Pick out every line holding the string "NaCl" and copy it.

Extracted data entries
## BEGIN

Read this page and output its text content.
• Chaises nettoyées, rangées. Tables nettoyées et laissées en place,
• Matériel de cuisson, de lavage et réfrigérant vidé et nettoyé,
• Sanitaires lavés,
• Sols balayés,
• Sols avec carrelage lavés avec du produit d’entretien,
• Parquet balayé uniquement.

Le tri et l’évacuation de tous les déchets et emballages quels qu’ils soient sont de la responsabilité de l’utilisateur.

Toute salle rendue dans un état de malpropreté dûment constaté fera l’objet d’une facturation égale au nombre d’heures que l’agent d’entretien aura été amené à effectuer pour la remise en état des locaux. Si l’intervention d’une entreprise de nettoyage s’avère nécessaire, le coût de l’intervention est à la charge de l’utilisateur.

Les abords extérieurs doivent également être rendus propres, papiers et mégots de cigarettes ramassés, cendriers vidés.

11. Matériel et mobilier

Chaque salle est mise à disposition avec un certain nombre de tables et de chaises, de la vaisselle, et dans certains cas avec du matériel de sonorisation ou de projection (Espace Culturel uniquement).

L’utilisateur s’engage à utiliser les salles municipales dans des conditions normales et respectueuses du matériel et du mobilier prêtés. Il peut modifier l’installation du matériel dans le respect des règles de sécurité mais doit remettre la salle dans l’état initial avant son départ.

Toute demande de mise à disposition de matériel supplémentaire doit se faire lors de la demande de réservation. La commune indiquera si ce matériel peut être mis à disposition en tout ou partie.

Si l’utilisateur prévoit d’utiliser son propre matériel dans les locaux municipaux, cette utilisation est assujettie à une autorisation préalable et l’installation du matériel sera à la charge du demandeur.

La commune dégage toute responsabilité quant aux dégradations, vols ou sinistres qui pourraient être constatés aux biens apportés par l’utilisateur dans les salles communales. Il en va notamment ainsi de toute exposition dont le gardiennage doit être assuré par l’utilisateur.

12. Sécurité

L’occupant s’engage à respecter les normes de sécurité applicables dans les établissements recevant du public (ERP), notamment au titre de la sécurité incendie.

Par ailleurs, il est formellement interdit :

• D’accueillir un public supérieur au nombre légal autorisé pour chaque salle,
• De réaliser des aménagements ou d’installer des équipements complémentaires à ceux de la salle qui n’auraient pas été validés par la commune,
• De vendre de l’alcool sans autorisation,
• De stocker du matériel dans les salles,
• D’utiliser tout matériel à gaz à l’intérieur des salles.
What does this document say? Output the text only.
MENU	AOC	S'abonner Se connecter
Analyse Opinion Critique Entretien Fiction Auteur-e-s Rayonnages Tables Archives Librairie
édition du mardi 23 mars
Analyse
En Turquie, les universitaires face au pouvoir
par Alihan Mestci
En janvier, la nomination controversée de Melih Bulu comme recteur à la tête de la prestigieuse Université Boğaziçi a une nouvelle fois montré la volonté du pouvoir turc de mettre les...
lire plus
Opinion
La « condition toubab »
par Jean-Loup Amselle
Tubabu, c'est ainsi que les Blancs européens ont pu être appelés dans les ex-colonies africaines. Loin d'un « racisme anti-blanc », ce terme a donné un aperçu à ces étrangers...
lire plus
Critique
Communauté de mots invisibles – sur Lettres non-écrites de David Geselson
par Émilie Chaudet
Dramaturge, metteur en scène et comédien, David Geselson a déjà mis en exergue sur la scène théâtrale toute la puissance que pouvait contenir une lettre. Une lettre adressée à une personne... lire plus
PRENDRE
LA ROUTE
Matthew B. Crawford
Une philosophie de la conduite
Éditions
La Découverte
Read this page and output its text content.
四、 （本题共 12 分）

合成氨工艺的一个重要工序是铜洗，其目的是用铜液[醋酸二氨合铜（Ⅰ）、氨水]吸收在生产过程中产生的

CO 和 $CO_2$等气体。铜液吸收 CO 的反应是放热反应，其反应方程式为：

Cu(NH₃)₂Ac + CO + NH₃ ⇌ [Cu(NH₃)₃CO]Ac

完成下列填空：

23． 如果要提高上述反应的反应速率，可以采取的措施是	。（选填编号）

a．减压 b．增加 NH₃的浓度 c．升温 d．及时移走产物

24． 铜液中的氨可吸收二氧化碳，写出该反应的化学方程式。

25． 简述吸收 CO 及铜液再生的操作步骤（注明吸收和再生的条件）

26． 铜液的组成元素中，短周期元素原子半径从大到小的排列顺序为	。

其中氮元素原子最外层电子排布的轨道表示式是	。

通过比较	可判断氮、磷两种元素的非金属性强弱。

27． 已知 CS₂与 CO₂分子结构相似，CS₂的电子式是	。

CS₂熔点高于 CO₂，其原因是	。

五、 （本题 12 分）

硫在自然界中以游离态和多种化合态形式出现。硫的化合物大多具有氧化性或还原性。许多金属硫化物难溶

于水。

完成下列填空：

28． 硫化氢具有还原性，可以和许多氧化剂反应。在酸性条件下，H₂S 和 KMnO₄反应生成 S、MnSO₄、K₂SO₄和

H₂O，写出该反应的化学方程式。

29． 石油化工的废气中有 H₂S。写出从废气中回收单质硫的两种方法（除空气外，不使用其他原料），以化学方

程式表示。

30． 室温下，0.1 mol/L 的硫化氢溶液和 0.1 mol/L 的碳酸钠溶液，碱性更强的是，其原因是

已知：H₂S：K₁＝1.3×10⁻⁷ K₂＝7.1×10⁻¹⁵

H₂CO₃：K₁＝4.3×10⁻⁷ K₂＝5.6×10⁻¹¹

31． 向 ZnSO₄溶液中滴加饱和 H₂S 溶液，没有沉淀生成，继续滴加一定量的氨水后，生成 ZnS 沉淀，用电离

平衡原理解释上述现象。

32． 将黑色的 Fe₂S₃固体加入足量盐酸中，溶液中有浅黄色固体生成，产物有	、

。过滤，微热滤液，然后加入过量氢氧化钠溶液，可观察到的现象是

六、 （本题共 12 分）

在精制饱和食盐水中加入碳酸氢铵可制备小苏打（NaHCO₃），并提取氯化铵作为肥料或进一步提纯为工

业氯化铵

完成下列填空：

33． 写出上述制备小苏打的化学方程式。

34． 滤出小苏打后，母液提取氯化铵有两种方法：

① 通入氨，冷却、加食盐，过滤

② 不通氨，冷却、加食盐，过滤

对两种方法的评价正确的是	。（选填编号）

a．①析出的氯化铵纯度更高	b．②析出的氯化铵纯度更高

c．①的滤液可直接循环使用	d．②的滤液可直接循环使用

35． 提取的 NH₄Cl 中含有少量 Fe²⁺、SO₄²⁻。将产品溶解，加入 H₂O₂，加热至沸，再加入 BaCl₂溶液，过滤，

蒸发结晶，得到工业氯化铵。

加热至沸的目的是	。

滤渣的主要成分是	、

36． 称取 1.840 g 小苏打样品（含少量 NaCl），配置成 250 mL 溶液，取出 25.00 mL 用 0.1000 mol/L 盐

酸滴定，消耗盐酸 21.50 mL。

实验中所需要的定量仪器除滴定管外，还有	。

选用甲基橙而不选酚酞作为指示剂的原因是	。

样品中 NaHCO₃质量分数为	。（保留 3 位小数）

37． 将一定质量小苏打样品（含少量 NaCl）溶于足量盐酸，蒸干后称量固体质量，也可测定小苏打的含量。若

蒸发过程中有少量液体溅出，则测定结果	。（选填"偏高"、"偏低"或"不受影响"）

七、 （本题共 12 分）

## END

(Answer below)
36． 称取 1.840 g 小苏打样品（含少量 NaCl），配置成 250 mL 溶液，取出 25.00 mL 用 0.1000 mol/L 盐
37． 将一定质量小苏打样品（含少量 NaCl）溶于足量盐酸，蒸干后称量固体质量，也可测定小苏打的含量。若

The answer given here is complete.